**SHORT TASK 1:** From the text on farm families and in-laws, reproduce word for word the part running from "2. Avoid the" to "farm. True story.".
**SHORT TASK 2:** Continue the text on farm families and in-laws from the point where it stops.

**EXTRACT PROVIDED:**
This should not only be a learning experience for son or daughter, but a way for the parents to accept the fact that their kids are not kids anymore and need to make their own decisions. There are many parents who have an extremely hard time letting go of control, including the control of their own son’s or daughter’s decisions. The event of your son or daughter making a big life decision that you haven’t made for them is a profound experience. Don’t let this milestone event be the choice of a spouse because you certainly don’t want that person to become the scapegoat of your parents' control issues. The key is to get your family used to your successor making different decisions than the parents would make and respect those decisions well before any potential spouse comes into the picture.
2. Avoid the sister-wives scenario
My father-in-law was a skinny man until he got married. Then he had to eat one meal at his mother’s and then a second meal at home with his newlywed wife to keep the peace between the two women, who were silently having a turf war on the farm. True story.
On many family farms, the mother dotes on her son in his early 20s, doing everything from cooking most of his meals to cleaning his bachelor farmhouse. In her empty nester years, what Mom does with her time shifts so that looking after her son becomes the center of her identity. Many times, the daughter-in-law moves onto the home farm and paints the walls a way that severely irritates a mother who feels hurt by someone redecorating her former home. On a lot of dairies, Mom’s responsibilities are to do the farm’s books and look after the calves, which are often the first jobs given to a newlywed daughter-in-law to take over. Many well-meaning daughters-in-law try to help their mothers-in-law with the calves. But the moment they suggest a different way of doing things, the relationship becomes adversarial. In other words, when a bride comes onto the farm, she is often unknowingly pushing her mother-in-law out of her role on the farm, and that’s a direct threat to Mom’s center of identity. If Mom doesn’t have her boy to feed every day, and now she doesn’t have the calves to feed every morning, where does she fit in on the farm?

**LISTED ENTRIES:**
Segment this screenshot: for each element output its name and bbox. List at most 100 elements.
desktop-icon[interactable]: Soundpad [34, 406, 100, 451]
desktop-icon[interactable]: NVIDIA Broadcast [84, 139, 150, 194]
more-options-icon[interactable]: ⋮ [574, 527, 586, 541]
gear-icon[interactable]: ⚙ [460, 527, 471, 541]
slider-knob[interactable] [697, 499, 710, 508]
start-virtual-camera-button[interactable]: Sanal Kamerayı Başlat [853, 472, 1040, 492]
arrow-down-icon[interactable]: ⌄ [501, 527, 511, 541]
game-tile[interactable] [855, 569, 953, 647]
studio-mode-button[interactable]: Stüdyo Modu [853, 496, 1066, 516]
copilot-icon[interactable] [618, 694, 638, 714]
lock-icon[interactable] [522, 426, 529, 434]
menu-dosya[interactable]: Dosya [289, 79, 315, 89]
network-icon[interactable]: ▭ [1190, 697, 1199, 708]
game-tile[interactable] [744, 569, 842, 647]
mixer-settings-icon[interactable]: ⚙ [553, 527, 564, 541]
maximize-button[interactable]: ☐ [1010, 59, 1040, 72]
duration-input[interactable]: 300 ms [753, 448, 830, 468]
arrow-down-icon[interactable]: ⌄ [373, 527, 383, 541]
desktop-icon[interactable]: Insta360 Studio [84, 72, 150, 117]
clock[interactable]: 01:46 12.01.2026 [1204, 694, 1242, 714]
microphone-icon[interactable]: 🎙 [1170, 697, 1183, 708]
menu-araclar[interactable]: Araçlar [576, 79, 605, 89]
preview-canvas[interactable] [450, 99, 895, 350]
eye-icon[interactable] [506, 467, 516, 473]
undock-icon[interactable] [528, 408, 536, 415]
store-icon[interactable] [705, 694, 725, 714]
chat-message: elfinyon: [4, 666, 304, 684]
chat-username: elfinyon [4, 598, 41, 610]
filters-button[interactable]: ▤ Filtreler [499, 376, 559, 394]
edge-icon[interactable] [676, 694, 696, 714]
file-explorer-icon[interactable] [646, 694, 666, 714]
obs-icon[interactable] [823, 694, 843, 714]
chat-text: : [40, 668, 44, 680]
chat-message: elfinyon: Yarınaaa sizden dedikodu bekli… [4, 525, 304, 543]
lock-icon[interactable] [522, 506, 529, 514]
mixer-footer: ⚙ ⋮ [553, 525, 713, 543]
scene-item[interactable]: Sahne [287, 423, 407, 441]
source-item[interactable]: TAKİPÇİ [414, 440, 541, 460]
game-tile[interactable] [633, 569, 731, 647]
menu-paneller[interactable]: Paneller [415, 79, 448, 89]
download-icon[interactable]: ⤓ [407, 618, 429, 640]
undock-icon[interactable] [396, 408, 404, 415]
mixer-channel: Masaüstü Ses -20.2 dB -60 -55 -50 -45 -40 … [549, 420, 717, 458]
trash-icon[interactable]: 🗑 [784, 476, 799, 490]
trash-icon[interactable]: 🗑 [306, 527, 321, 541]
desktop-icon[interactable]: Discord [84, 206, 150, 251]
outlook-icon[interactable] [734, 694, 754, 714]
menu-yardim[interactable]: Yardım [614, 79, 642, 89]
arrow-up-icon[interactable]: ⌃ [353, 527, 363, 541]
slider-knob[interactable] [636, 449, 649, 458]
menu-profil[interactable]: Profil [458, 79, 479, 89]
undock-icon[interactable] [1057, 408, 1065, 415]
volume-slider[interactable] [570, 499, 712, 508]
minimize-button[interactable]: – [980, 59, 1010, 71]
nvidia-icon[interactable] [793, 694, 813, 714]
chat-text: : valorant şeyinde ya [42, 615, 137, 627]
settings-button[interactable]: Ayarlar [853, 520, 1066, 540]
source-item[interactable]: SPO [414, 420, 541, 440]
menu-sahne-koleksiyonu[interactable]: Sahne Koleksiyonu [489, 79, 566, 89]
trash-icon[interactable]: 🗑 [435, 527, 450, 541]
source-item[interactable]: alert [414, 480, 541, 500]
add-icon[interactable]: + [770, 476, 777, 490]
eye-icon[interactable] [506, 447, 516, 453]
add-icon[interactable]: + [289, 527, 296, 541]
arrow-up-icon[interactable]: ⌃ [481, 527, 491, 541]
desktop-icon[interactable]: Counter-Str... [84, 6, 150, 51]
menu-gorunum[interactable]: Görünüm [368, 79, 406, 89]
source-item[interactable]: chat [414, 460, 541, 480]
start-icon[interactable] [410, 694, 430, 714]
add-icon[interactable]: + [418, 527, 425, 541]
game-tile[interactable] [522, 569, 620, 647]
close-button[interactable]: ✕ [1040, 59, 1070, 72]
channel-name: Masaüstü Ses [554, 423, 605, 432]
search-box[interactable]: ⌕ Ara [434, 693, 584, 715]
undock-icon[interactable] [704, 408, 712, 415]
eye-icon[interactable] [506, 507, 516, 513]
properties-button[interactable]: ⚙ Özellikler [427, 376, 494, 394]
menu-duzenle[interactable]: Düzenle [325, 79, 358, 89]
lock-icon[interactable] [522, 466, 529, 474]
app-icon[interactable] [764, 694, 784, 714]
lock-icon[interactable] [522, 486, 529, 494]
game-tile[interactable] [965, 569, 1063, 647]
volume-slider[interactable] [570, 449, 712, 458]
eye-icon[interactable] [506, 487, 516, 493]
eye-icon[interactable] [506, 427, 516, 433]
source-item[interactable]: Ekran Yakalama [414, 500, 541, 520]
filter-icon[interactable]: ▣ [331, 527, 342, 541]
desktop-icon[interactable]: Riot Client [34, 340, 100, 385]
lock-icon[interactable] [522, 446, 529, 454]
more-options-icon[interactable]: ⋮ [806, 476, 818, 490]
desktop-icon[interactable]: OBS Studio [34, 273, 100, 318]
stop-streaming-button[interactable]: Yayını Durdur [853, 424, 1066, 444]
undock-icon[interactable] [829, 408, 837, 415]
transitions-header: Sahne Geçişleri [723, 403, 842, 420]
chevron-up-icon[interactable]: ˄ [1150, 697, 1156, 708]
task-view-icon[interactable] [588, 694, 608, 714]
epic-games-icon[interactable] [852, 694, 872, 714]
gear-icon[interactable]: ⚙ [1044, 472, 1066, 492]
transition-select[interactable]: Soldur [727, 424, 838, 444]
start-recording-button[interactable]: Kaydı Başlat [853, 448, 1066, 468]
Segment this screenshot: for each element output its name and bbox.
==
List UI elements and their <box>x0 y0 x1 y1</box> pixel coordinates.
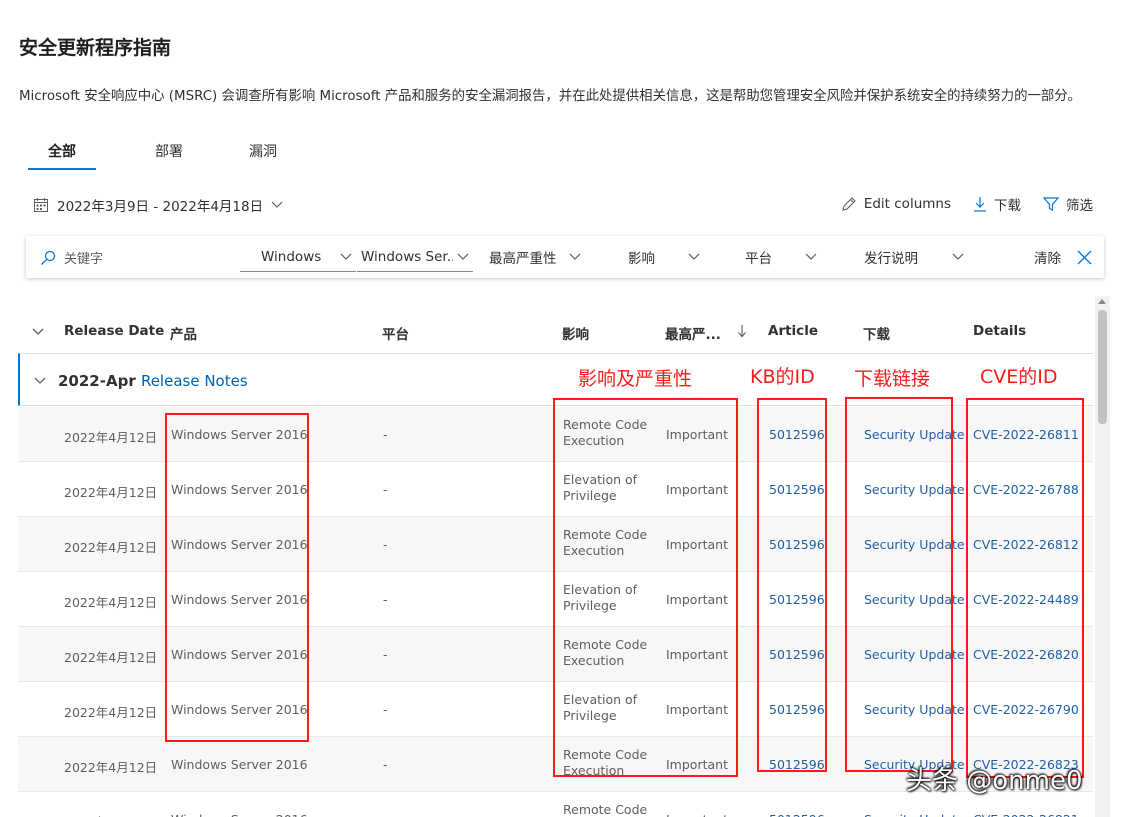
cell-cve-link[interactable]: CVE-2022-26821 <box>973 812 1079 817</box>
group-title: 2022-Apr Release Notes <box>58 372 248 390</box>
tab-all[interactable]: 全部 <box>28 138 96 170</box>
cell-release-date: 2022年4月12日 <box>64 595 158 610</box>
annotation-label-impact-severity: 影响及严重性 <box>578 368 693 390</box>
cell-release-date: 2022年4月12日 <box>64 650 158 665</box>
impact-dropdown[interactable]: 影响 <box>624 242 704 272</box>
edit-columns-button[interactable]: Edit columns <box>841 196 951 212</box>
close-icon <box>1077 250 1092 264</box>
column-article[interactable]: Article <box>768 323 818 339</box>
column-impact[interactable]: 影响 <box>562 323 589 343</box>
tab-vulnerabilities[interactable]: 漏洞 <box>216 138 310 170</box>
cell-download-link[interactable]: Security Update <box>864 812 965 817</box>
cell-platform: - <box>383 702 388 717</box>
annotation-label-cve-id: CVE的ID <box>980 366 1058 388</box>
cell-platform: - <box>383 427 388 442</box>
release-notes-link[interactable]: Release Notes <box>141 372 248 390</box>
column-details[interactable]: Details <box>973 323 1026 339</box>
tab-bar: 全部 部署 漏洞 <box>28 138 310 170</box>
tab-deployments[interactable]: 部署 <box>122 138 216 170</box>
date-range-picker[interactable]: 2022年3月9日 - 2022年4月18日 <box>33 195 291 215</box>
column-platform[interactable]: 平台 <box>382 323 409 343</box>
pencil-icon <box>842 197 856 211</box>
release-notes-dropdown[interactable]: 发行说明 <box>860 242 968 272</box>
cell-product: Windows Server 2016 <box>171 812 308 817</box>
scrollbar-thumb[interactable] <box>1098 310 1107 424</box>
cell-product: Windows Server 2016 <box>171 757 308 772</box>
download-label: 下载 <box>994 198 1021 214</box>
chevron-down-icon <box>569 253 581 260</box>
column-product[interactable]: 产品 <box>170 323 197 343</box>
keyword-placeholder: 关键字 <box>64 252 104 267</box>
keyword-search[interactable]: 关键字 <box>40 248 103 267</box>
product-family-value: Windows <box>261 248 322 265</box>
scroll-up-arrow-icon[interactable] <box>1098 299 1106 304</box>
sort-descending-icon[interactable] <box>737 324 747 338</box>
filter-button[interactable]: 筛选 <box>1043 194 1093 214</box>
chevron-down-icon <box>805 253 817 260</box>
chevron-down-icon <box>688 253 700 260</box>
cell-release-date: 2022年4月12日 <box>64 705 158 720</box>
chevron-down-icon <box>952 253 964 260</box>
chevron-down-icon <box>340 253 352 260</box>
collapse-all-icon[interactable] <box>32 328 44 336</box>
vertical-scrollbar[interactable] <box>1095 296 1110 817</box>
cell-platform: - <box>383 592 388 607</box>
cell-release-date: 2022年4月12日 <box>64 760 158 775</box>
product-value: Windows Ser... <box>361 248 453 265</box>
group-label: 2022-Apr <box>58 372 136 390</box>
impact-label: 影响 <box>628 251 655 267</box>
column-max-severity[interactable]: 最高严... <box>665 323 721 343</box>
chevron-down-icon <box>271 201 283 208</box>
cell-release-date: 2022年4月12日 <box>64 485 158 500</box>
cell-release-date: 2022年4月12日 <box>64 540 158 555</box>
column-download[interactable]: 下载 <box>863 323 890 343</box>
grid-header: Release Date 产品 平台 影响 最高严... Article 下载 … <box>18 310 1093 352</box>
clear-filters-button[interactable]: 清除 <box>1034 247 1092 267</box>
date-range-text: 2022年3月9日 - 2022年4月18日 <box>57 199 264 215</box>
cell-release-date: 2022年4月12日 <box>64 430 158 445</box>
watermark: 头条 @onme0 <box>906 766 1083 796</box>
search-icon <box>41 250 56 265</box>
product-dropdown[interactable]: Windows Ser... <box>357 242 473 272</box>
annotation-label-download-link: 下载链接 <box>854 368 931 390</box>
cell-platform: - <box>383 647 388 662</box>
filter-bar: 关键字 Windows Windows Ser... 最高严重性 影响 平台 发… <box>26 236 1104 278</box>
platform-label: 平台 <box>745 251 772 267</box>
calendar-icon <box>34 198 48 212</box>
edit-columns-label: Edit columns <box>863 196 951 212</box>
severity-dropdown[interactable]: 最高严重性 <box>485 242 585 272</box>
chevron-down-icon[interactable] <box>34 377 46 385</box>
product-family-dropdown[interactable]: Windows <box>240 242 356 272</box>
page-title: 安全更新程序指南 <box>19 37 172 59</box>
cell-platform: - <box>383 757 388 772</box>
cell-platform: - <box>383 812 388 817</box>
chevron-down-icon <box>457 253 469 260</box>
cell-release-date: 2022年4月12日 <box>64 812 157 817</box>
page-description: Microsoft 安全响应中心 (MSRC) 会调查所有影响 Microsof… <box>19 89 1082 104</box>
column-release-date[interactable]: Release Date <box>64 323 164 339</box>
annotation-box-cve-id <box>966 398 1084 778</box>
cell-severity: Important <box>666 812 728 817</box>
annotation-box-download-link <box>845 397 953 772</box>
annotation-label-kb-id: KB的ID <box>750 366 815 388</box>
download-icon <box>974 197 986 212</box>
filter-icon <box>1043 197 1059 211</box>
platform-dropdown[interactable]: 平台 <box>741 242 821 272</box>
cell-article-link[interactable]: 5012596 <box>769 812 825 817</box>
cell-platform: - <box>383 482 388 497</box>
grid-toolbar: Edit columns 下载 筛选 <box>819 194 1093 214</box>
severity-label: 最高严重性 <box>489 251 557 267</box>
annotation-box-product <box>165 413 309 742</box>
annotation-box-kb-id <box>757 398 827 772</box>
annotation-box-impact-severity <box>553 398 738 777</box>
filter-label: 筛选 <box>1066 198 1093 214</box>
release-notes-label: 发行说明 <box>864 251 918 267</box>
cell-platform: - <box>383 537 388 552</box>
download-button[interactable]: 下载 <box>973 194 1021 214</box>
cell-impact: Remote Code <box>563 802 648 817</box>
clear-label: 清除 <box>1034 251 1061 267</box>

**FINAL RESULT 1:**
2. Avoid the sister-wives scenario
My father-in-law was a skinny man until he got married. Then he had to eat one meal at his mother’s and then a second meal at home with his newlywed wife to keep the peace between the two women, who were silently having a turf war on the farm. True story.

**FINAL RESULT 2:**
From Day 1, you need to establish a professional framework, so Mom never dotes on her son and accidentally creates a “second wife type” of scenario. When your son returns home from college, the first step should be for him to live somewhere else and do his own cooking, cleaning and laundry. Don’t allow him to set foot under Mom’s kitchen table for more than two meals a week, just as if he worked at the neighbors'. If your daughter-in-law takes over a job responsibility on the farm, for at least the first three years, make sure it is a job currently done by an employee and isn’t a role Mom is currently doing.
3. Learn to live within your means
Most farms pay their sons and daughters a token salary so they can have enough to have some spending money on weekends. The family wants to keep the capital invested in the farm and expects the successor to draw only what is needed. Theoretically, this seems fine, but the issues come up five years later, when the farm is not only paying for a huge wedding but also renovating that old farmhouse, and the list goes on and on. This creates a sense of entitlement and opens a can of worms that families just don’t expect, especially when there are other siblings involved in the operation and turf wars begin.
Keep the next generation’s personal and business finances separate. I believe that from Day 1, your son or daughter should get paid a fair, hourly wage by the farm that reflects the going rate in your county or what your average employee is paid, whichever is more. Have your son or daughter live by a Dave Ramsey-type program (or whatever financial guru you like) where they learn from a financial coach to aggressively manage their money using a disciplined process. For any potential spouse, make it a family rule of thumb that they must get into a similar financial program prior to any wedding rings being pulled out. Both your son or daughter and their spouse should be striving for an excellent personal credit score before they are 30 because, let’s face it, they may someday want to buy a farm, and they should not need to have the farm be a joint signer.
While still single, I suggest your son or daughter must learn to live on 50% of what they make – because once they get married and have kids, their expenses are going to double. That 50% savings should be what pays for a wedding, future home renovations and personal emergencies that are bound to happen because no employer would normally cover those expenses, although that is the case on a lot of farms. Doing this will help your successor learn to manage money like a finite resource and learn to make difficult financial decisions like sacrificing a honeymoon for the upgrade of a kitchen. In the long run, this will develop a successful farm manager who is able to make 1+1 = 4 when money is tight.
On the flip side, you’d be shocked by how many farmers talk about their daughters-in-law living lavishly and at the same time grossly underestimate their own household draw. If parents really want to get along with their future in-laws, they’d implement a Dave Ramsey-type of program themselves and practice what they preach.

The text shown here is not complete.